▶ Records to process
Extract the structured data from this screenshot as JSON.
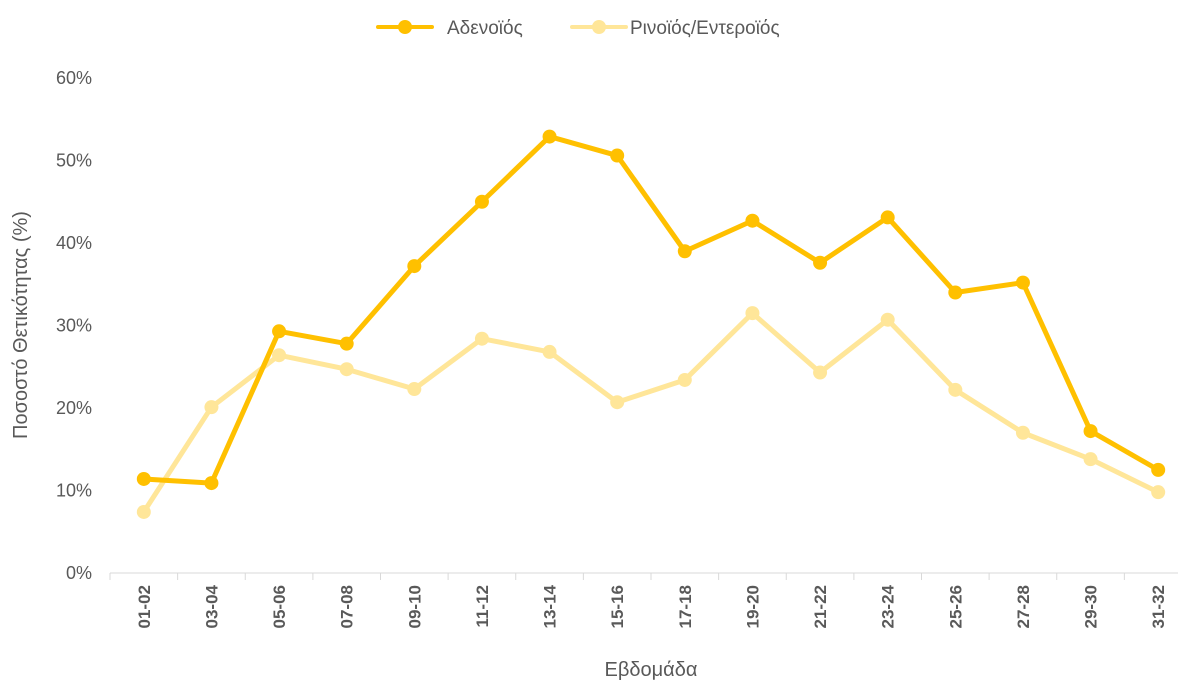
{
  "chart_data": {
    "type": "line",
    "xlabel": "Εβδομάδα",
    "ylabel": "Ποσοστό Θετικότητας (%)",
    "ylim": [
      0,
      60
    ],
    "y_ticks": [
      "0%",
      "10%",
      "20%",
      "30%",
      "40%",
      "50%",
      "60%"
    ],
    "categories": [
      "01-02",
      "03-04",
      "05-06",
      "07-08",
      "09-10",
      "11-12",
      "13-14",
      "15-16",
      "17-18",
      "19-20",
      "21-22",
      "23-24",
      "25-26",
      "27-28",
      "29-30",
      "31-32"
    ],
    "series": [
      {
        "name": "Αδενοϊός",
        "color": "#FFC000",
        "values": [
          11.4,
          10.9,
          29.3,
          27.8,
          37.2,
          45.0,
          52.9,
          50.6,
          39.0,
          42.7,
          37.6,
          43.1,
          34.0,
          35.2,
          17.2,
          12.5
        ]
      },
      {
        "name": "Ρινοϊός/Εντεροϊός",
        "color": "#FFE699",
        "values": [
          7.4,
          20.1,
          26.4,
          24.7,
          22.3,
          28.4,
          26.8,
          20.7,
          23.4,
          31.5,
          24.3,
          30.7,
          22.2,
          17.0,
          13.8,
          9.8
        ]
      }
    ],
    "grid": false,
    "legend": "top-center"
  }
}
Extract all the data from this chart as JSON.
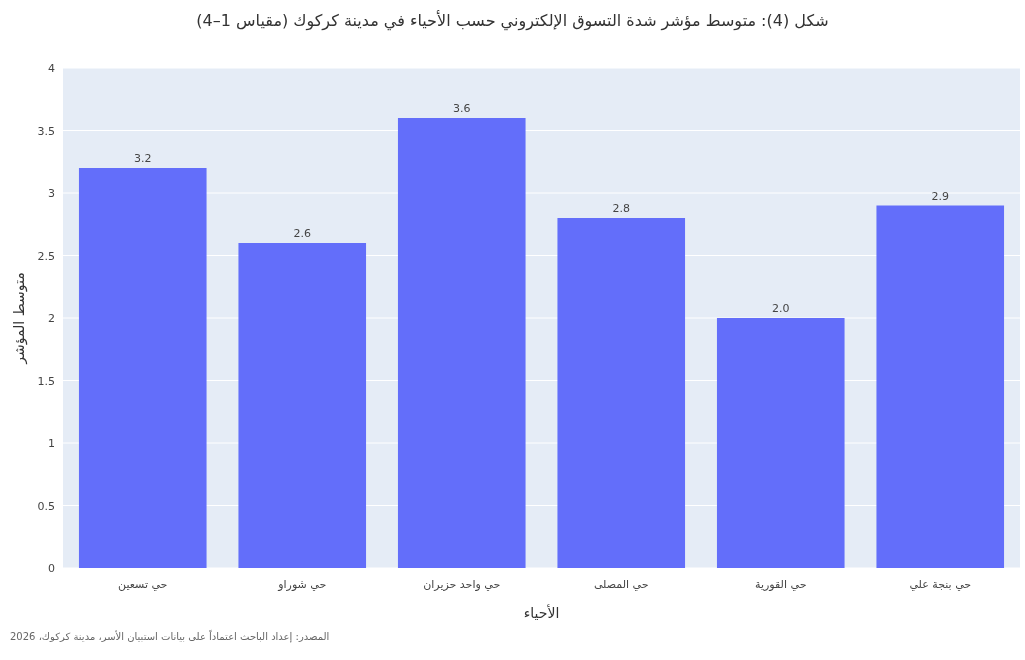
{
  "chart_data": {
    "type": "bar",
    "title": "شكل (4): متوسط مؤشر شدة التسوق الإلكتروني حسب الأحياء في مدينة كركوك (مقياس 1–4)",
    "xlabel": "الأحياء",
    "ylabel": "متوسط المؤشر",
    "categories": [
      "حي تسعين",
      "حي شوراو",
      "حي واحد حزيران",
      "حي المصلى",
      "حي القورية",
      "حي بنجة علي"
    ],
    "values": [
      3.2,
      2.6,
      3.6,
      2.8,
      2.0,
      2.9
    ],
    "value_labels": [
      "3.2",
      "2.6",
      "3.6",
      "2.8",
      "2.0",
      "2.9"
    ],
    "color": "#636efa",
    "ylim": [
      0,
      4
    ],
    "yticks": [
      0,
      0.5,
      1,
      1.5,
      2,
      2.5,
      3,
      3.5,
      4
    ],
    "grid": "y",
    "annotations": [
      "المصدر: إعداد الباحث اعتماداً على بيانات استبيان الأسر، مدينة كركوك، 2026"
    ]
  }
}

▶ Exercise goal
Extract each line from the listing that holds the word "مدينة".

▶ Written answer
    "title": "شكل (4): متوسط مؤشر شدة التسوق الإلكتروني حسب الأحياء في مدينة كركوك (مقياس 1–4)",
      "المصدر: إعداد الباحث اعتماداً على بيانات استبيان الأسر، مدينة كركوك، 2026"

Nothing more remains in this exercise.